— Start of GIVEN ENTRIES —

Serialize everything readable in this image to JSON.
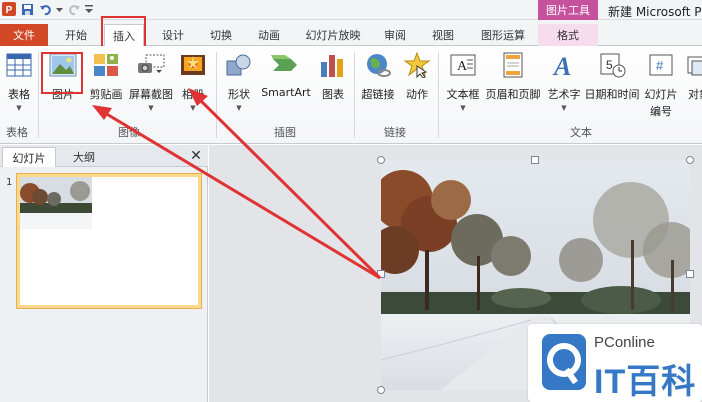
{
  "app": {
    "window_title": "新建 Microsoft P",
    "app_icon_letter": "P",
    "context_tab_group": "图片工具"
  },
  "tabs": [
    {
      "id": "file",
      "label": "文件"
    },
    {
      "id": "home",
      "label": "开始"
    },
    {
      "id": "insert",
      "label": "插入",
      "selected": true
    },
    {
      "id": "design",
      "label": "设计"
    },
    {
      "id": "transitions",
      "label": "切换"
    },
    {
      "id": "animations",
      "label": "动画"
    },
    {
      "id": "slideshow",
      "label": "幻灯片放映"
    },
    {
      "id": "review",
      "label": "审阅"
    },
    {
      "id": "view",
      "label": "视图"
    },
    {
      "id": "shape-format",
      "label": "图形运算"
    },
    {
      "id": "format",
      "label": "格式"
    }
  ],
  "ribbon": {
    "buttons": [
      {
        "id": "table",
        "label": "表格",
        "icon": "table-icon"
      },
      {
        "id": "picture",
        "label": "图片",
        "icon": "picture-icon"
      },
      {
        "id": "clipart",
        "label": "剪贴画",
        "icon": "clipart-icon"
      },
      {
        "id": "screenshot",
        "label": "屏幕截图",
        "icon": "screenshot-icon"
      },
      {
        "id": "album",
        "label": "相册",
        "icon": "photo-album-icon"
      },
      {
        "id": "shapes",
        "label": "形状",
        "icon": "shapes-icon"
      },
      {
        "id": "smartart",
        "label": "SmartArt",
        "icon": "smartart-icon"
      },
      {
        "id": "chart",
        "label": "图表",
        "icon": "chart-icon"
      },
      {
        "id": "hyperlink",
        "label": "超链接",
        "icon": "hyperlink-icon"
      },
      {
        "id": "action",
        "label": "动作",
        "icon": "action-icon"
      },
      {
        "id": "textbox",
        "label": "文本框",
        "icon": "textbox-icon"
      },
      {
        "id": "header-footer",
        "label": "页眉和页脚",
        "icon": "header-footer-icon"
      },
      {
        "id": "wordart",
        "label": "艺术字",
        "icon": "wordart-icon"
      },
      {
        "id": "datetime",
        "label": "日期和时间",
        "icon": "datetime-icon"
      },
      {
        "id": "slide-number",
        "label": "幻灯片",
        "label2": "编号",
        "icon": "slide-number-icon"
      },
      {
        "id": "object",
        "label": "对象",
        "icon": "object-icon"
      }
    ],
    "groups": [
      {
        "id": "tables",
        "label": "表格"
      },
      {
        "id": "images",
        "label": "图像"
      },
      {
        "id": "illustrations",
        "label": "插图"
      },
      {
        "id": "links",
        "label": "链接"
      },
      {
        "id": "text",
        "label": "文本"
      }
    ]
  },
  "slides_panel": {
    "tab_slides": "幻灯片",
    "tab_outline": "大纲",
    "close_glyph": "✕",
    "slide_number": "1"
  },
  "watermark": {
    "subtitle": "PConline",
    "main": "IT百科"
  },
  "colors": {
    "file_tab": "#d24726",
    "context_tab": "#c6529d",
    "highlight_red": "#e03434",
    "watermark_blue": "#3478c6"
  }
}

— End of GIVEN ENTRIES —

▶ _YOUR TASK_: Every line that holds the string "footer" should be returned.

▶ _EXERCISE ANSWER_:
        "id": "header-footer",
        "icon": "header-footer-icon"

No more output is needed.